── Provided records ──

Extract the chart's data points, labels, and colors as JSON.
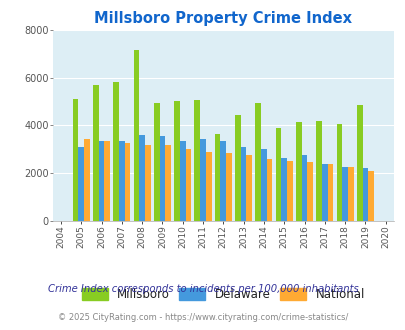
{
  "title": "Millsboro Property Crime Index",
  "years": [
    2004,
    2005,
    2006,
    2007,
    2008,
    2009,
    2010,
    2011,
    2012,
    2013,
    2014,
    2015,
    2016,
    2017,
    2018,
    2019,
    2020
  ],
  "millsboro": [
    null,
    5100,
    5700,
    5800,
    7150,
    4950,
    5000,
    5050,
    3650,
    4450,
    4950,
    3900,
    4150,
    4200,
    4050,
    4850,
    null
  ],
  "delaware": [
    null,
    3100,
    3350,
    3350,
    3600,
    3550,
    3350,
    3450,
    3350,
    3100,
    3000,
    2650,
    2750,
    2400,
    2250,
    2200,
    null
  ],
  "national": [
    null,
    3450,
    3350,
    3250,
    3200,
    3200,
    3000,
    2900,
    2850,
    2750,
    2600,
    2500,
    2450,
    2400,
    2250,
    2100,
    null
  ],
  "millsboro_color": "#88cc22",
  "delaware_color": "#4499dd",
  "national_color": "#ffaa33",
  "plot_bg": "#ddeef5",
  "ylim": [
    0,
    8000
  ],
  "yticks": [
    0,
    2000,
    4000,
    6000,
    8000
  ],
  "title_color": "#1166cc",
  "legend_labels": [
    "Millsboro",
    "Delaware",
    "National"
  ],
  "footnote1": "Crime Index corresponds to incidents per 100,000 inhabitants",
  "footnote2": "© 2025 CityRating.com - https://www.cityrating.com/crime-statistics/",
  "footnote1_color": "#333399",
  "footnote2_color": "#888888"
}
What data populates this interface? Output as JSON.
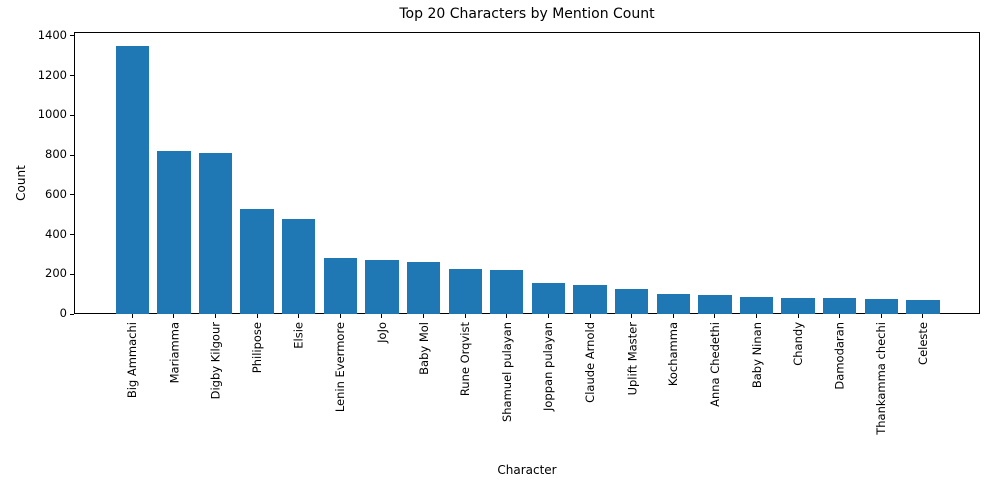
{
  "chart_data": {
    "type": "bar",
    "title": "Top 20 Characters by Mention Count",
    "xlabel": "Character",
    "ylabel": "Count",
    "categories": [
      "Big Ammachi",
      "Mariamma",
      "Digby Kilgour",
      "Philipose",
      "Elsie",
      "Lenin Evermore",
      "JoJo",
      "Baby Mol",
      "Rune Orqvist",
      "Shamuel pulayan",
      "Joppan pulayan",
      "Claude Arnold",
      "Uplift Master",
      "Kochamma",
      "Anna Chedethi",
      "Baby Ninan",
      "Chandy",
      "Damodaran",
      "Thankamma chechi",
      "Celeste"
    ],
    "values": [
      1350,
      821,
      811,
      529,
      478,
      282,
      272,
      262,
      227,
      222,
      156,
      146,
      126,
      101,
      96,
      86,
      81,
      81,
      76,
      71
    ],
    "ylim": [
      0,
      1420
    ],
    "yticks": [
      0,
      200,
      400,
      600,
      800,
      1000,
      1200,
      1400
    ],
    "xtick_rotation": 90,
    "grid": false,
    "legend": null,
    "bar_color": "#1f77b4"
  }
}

───
── Provided records ──

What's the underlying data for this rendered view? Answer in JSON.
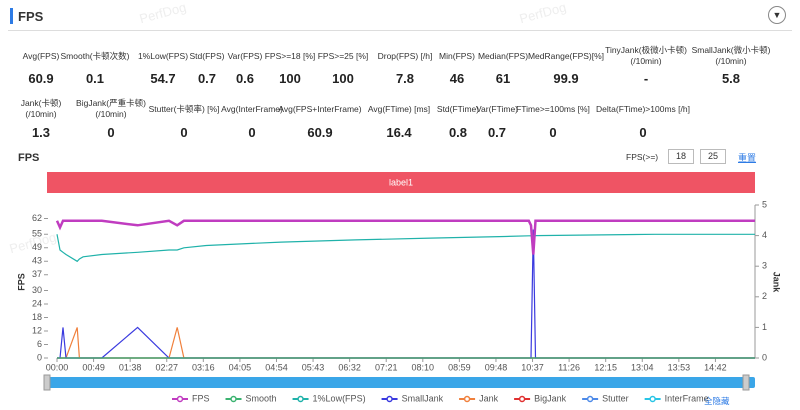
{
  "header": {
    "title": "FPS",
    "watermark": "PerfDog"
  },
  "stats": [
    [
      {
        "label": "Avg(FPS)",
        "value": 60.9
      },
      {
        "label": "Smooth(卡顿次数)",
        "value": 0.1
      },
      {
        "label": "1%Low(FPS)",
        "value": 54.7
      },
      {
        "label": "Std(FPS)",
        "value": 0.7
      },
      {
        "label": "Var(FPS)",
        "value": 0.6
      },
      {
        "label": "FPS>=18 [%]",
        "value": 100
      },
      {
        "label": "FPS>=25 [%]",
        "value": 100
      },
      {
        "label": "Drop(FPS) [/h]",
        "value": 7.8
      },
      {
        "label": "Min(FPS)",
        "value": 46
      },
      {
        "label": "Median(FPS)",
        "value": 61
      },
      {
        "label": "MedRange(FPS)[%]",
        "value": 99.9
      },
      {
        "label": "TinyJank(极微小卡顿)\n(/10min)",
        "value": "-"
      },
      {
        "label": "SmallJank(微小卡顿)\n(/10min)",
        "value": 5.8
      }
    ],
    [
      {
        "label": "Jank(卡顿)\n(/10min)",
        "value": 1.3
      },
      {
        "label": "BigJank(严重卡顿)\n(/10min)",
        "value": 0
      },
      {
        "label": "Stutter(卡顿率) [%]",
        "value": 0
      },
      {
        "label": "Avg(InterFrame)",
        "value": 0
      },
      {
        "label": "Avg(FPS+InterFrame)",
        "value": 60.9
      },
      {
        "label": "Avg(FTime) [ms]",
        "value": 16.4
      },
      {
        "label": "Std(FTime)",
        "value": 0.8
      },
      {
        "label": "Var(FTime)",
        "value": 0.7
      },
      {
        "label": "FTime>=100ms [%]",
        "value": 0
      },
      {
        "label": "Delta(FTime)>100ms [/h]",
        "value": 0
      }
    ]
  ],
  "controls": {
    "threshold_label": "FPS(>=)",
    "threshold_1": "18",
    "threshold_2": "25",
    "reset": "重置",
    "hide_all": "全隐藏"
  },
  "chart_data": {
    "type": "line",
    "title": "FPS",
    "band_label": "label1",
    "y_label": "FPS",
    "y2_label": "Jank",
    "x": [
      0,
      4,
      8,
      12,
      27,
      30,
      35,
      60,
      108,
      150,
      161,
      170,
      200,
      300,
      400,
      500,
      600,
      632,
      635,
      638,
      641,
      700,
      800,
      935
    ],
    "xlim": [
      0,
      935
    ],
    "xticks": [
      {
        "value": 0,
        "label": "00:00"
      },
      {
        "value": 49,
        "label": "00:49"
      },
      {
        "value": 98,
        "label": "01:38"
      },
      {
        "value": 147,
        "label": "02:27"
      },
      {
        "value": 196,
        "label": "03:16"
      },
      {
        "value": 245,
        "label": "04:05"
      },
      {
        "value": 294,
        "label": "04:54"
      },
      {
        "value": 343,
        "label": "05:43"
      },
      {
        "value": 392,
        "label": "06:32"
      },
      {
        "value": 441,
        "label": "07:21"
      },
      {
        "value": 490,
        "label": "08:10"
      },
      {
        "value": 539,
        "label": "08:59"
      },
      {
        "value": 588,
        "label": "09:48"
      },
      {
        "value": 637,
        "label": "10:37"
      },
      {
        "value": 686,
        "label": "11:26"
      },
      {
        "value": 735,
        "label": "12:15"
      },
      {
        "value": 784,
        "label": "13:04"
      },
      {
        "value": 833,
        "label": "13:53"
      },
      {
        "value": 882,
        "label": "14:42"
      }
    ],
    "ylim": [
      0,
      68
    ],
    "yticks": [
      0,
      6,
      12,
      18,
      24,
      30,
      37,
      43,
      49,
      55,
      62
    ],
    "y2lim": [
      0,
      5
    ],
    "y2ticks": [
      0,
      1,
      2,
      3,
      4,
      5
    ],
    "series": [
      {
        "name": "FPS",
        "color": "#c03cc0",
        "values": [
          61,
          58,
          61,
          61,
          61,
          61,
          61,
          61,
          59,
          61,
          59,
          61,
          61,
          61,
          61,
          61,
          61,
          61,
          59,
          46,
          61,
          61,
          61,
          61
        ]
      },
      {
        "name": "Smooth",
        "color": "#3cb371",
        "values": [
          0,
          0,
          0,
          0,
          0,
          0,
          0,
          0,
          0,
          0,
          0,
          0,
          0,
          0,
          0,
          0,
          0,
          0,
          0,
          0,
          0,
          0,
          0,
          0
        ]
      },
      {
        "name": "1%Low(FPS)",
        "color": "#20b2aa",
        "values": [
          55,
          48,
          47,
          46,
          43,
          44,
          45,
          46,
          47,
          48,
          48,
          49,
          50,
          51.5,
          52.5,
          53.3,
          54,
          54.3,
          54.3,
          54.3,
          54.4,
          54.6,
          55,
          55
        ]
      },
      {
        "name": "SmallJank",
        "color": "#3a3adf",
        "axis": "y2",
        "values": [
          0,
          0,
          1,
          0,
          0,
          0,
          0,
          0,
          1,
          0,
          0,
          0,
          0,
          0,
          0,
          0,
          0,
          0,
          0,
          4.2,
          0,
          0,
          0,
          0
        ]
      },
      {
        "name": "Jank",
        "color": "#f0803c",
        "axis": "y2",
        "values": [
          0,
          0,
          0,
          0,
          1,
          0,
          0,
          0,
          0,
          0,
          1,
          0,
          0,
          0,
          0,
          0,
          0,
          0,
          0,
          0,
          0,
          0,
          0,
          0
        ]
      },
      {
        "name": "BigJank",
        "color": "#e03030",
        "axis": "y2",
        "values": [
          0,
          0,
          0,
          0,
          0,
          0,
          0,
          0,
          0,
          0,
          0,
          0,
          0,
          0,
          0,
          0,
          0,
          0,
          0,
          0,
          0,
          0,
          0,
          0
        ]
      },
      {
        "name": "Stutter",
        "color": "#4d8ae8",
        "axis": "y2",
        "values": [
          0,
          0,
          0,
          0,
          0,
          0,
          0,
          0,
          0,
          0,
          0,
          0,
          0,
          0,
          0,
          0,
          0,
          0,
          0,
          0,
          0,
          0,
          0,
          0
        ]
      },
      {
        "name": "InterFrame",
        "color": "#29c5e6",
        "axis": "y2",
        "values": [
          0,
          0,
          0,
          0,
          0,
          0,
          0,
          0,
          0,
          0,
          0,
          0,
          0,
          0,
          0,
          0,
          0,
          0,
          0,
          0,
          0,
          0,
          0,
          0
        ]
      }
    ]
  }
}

───

**The exercise:** Select the lines from the entries that include the word "Index".

**Finished answer:**
  "title": "Millsboro Property Crime Index",
  "footnote1": "Crime Index corresponds to incidents per 100,000 inhabitants",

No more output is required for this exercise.